→ What is asked
Continue the proposal text on satellite orbit accuracy for the TOPEX and Jason altimetry missions from where it stops.

##### Text excerpt #####

Frank Lemoine - (Goddard Space Flight Center)

  Brian Beckley
Stavros Melachroinos
Nikita Zelensky
(SGT, Inc.)
(SGT, Inc., Science Division )
(SGT, Inc.)
  Gary Mitchum
Tonie van Dam
Pascal Willis
Marek Ziebart
(University of South Florida, College of Marine Science)
(University of Luxembourg, Faculté des Sciences, de la Technologie et de la Communicati)
(Institut de Physique du Globe de Paris, Geophysique Spatiale et Planetaire)
(University College London, Civil, Environmental and Geomatic Engineering)


The quality and the precision of the satellite orbit is a critical component of the OSTM mission and provides the central reference frame for the altimeter data. Over the 20-25 year time span that comprises the TOPEX/Poseidon, Jason-1, Jason-2 (OSTM), and Jason-3 missions, it is essential that the orbits be in a consistent and stable reference frame, calculated with a state of the art set of geophysical standards. By providing orbits of the highest accuracy and consistency possible, this investigation advances the OSTST goal of providing the best possible satellite-derived ocean surface topography data set. For this investigation we propose to

  1. investigate how to apply a consistent and sufficiently detailed model of time-variable gravity of the Earth across the TOPEX and Jason missions from 1992 to 2016;
  2. evaluate and characterize the error on the orbits and the altimeter data of the forward modeling of the Earth s center of mass motion, not presently included in the GDR-C or GDR-D standards;
  3. validate the performance of the tracking systems on Jason-3 by processing data from all tracking systems (SLR, DORIS, GPS and altimeter crossovers), and inter-compare the system performance with Jason-2 and Jason-1;
  4. produce a consistent set of orbits for Jason-2 & Jason-3 during the tandem phase to support the calibration of the altimeter;
  5. on an-ongoing basis validate the orbit POE s produced by the Jason-2 & Jason-3 missions for the project GDR's;
  6. test other force and measurement model improvements including : a) the application of next-generation satellite surface force models that reduce the impact of the non-conservative forces, b) updates to the tracking network terrestrial reference frame (TRF), with each new realization of the International Terrestrial Reference Frame;
  7. produce an updated set of orbits and geophysical standards based on the preceding analyses, and test their application not only on the Jason satellites and TOPEX, but also on Envisat/SENTINEL-3 and Cryosat-2.

##### Information given #####

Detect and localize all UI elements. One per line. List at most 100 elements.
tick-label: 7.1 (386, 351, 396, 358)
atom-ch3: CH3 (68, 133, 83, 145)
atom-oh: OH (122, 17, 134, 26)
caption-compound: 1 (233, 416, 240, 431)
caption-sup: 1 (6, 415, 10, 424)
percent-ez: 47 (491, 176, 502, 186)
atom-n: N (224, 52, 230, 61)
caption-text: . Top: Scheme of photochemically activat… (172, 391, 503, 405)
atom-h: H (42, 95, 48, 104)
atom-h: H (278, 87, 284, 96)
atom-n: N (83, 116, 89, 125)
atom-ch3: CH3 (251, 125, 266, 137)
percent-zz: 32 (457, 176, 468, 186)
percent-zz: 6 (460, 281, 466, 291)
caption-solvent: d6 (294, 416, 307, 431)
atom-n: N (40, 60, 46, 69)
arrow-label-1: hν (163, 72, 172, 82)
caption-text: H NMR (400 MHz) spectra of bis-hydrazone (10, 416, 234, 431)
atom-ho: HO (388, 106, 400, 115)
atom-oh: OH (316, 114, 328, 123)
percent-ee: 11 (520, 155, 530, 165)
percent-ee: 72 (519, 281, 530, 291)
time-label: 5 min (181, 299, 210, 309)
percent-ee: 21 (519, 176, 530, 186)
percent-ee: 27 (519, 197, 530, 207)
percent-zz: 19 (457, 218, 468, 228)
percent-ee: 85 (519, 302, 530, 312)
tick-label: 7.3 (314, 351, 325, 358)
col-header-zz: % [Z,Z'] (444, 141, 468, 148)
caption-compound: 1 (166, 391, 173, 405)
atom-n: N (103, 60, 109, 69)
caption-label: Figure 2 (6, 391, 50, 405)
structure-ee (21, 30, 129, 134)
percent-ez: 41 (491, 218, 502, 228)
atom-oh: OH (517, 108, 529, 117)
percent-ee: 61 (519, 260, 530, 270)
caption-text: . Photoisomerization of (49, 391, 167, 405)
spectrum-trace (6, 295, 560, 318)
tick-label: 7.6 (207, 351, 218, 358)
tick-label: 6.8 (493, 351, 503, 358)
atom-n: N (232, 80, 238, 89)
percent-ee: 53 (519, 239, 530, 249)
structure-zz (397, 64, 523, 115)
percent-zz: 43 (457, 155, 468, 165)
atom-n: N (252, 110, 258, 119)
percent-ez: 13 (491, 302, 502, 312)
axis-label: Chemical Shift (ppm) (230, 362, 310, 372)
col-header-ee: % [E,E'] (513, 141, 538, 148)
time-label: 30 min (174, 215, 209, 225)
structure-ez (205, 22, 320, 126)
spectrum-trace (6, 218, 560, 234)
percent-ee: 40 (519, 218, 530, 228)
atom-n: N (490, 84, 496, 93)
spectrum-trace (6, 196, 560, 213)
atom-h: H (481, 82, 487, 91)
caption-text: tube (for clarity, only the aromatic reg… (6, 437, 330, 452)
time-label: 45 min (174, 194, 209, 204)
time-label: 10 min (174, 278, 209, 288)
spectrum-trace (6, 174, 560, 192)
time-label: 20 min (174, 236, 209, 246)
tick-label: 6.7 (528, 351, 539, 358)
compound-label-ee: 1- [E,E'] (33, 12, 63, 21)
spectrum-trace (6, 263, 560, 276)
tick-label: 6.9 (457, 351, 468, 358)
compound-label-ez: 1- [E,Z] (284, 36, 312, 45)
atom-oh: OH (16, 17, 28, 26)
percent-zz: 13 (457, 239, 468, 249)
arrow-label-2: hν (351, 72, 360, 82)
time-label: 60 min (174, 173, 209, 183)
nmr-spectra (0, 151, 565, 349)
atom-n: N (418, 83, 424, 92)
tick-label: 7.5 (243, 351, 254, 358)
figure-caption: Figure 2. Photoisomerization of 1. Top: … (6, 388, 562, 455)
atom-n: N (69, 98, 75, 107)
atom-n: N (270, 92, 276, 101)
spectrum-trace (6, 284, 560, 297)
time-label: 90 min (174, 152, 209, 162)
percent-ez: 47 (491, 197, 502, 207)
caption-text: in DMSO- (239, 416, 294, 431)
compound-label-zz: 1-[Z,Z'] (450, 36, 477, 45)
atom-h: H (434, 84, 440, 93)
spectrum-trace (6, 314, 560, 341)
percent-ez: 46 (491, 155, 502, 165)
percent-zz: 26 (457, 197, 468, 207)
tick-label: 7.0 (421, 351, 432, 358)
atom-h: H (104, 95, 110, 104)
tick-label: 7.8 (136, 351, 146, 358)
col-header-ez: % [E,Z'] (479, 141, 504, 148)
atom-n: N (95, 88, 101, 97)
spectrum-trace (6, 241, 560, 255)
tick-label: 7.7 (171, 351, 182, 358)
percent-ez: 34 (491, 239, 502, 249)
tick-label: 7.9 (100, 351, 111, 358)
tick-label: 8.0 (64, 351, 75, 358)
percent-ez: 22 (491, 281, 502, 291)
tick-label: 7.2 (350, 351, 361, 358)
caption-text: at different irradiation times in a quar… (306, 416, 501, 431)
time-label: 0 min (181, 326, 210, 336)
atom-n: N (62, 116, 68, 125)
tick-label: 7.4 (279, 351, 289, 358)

#####

→ Answer for this exercise
The products from this investigation will include:

  1. Precise orbits for Jason-2 and Jason-3 on an ongoing basis and especially during the tandem calibration phase using current mission standards or easily implemented updates;
  2. Improved orbits for TOPEX/Poseidon and all the Jason satellites (1992 - 2016) using the best possible representation of time-variable gravity, improved surface force modeling, updated terrestrial reference frame and other improvements;
  3. A complete orbit modeling error budget and an assessment of its impact on short-term and long-term estimates of mean sea level change.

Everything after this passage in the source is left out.